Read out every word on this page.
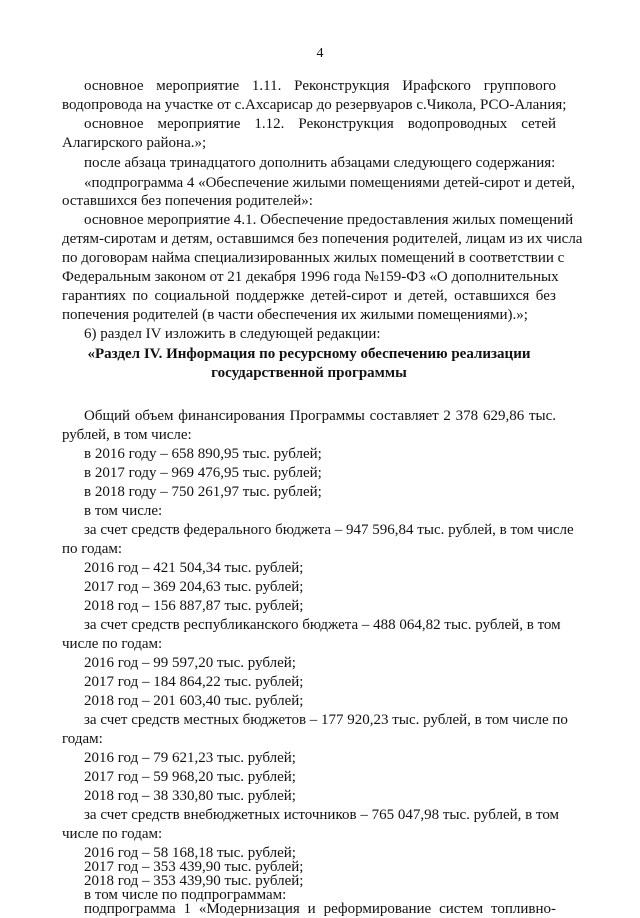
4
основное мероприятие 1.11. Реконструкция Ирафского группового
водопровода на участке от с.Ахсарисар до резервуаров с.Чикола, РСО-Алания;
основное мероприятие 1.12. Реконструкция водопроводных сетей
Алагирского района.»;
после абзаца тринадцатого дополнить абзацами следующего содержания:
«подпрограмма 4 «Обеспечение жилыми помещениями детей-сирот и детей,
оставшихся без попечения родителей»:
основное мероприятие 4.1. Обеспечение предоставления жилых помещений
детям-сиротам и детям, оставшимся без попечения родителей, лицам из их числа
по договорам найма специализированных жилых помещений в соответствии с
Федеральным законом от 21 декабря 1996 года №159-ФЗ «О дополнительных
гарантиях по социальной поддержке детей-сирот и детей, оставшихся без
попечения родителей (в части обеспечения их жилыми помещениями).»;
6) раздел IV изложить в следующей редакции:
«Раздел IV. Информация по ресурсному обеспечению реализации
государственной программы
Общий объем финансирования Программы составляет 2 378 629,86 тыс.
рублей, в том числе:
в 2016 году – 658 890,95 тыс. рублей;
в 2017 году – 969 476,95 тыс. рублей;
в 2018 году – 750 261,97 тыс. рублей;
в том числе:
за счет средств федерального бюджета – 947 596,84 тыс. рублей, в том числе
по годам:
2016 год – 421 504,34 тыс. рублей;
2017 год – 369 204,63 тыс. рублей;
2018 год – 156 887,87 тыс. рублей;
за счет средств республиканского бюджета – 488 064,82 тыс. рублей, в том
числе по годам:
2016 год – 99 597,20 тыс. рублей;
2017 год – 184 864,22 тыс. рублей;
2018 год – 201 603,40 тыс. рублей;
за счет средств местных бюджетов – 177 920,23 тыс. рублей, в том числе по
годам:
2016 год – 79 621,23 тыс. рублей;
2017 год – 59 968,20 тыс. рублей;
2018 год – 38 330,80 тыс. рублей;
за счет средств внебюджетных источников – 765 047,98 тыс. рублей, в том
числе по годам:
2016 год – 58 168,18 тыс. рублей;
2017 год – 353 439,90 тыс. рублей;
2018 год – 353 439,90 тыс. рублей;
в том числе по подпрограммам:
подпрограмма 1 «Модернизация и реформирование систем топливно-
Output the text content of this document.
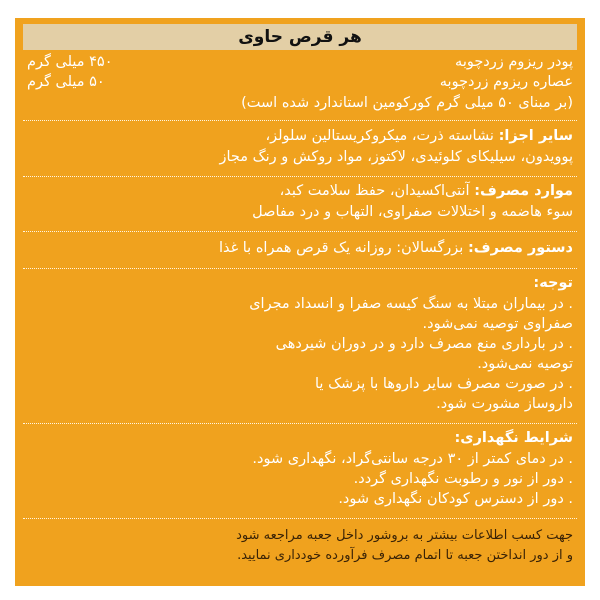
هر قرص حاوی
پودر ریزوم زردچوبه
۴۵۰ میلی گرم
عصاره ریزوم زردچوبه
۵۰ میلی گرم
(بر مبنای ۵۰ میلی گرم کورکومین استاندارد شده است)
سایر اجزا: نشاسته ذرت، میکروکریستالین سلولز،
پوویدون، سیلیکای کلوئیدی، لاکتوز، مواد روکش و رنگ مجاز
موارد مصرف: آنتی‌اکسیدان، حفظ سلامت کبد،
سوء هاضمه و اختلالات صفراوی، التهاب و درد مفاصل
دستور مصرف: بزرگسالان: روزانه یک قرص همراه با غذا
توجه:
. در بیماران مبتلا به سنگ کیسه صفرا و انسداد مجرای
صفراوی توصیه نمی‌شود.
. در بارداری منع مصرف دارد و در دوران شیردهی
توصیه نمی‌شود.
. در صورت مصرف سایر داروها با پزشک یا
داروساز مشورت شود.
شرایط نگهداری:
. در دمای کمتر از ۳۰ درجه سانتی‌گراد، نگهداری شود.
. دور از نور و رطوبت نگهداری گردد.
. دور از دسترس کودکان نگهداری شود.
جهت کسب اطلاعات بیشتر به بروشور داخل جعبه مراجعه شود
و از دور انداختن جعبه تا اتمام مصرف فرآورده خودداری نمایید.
-.-.-
*Brief*: Without including the pictures, reproduce all entries exactly.

*Answer to the task*:
Read out every word on this page.
4
основное мероприятие 1.11. Реконструкция Ирафского группового
водопровода на участке от с.Ахсарисар до резервуаров с.Чикола, РСО-Алания;
основное мероприятие 1.12. Реконструкция водопроводных сетей
Алагирского района.»;
после абзаца тринадцатого дополнить абзацами следующего содержания:
«подпрограмма 4 «Обеспечение жилыми помещениями детей-сирот и детей,
оставшихся без попечения родителей»:
основное мероприятие 4.1. Обеспечение предоставления жилых помещений
детям-сиротам и детям, оставшимся без попечения родителей, лицам из их числа
по договорам найма специализированных жилых помещений в соответствии с
Федеральным законом от 21 декабря 1996 года №159-ФЗ «О дополнительных
гарантиях по социальной поддержке детей-сирот и детей, оставшихся без
попечения родителей (в части обеспечения их жилыми помещениями).»;
6) раздел IV изложить в следующей редакции:
«Раздел IV. Информация по ресурсному обеспечению реализации
государственной программы
Общий объем финансирования Программы составляет 2 378 629,86 тыс.
рублей, в том числе:
в 2016 году – 658 890,95 тыс. рублей;
в 2017 году – 969 476,95 тыс. рублей;
в 2018 году – 750 261,97 тыс. рублей;
в том числе:
за счет средств федерального бюджета – 947 596,84 тыс. рублей, в том числе
по годам:
2016 год – 421 504,34 тыс. рублей;
2017 год – 369 204,63 тыс. рублей;
2018 год – 156 887,87 тыс. рублей;
за счет средств республиканского бюджета – 488 064,82 тыс. рублей, в том
числе по годам:
2016 год – 99 597,20 тыс. рублей;
2017 год – 184 864,22 тыс. рублей;
2018 год – 201 603,40 тыс. рублей;
за счет средств местных бюджетов – 177 920,23 тыс. рублей, в том числе по
годам:
2016 год – 79 621,23 тыс. рублей;
2017 год – 59 968,20 тыс. рублей;
2018 год – 38 330,80 тыс. рублей;
за счет средств внебюджетных источников – 765 047,98 тыс. рублей, в том
числе по годам:
2016 год – 58 168,18 тыс. рублей;
2017 год – 353 439,90 тыс. рублей;
2018 год – 353 439,90 тыс. рублей;
в том числе по подпрограммам:
подпрограмма 1 «Модернизация и реформирование систем топливно-
Output the text content of this document.
هر قرص حاوی
پودر ریزوم زردچوبه
۴۵۰ میلی گرم
عصاره ریزوم زردچوبه
۵۰ میلی گرم
(بر مبنای ۵۰ میلی گرم کورکومین استاندارد شده است)
سایر اجزا: نشاسته ذرت، میکروکریستالین سلولز،
پوویدون، سیلیکای کلوئیدی، لاکتوز، مواد روکش و رنگ مجاز
موارد مصرف: آنتی‌اکسیدان، حفظ سلامت کبد،
سوء هاضمه و اختلالات صفراوی، التهاب و درد مفاصل
دستور مصرف: بزرگسالان: روزانه یک قرص همراه با غذا
توجه:
. در بیماران مبتلا به سنگ کیسه صفرا و انسداد مجرای
صفراوی توصیه نمی‌شود.
. در بارداری منع مصرف دارد و در دوران شیردهی
توصیه نمی‌شود.
. در صورت مصرف سایر داروها با پزشک یا
داروساز مشورت شود.
شرایط نگهداری:
. در دمای کمتر از ۳۰ درجه سانتی‌گراد، نگهداری شود.
. دور از نور و رطوبت نگهداری گردد.
. دور از دسترس کودکان نگهداری شود.
جهت کسب اطلاعات بیشتر به بروشور داخل جعبه مراجعه شود
و از دور انداختن جعبه تا اتمام مصرف فرآورده خودداری نمایید.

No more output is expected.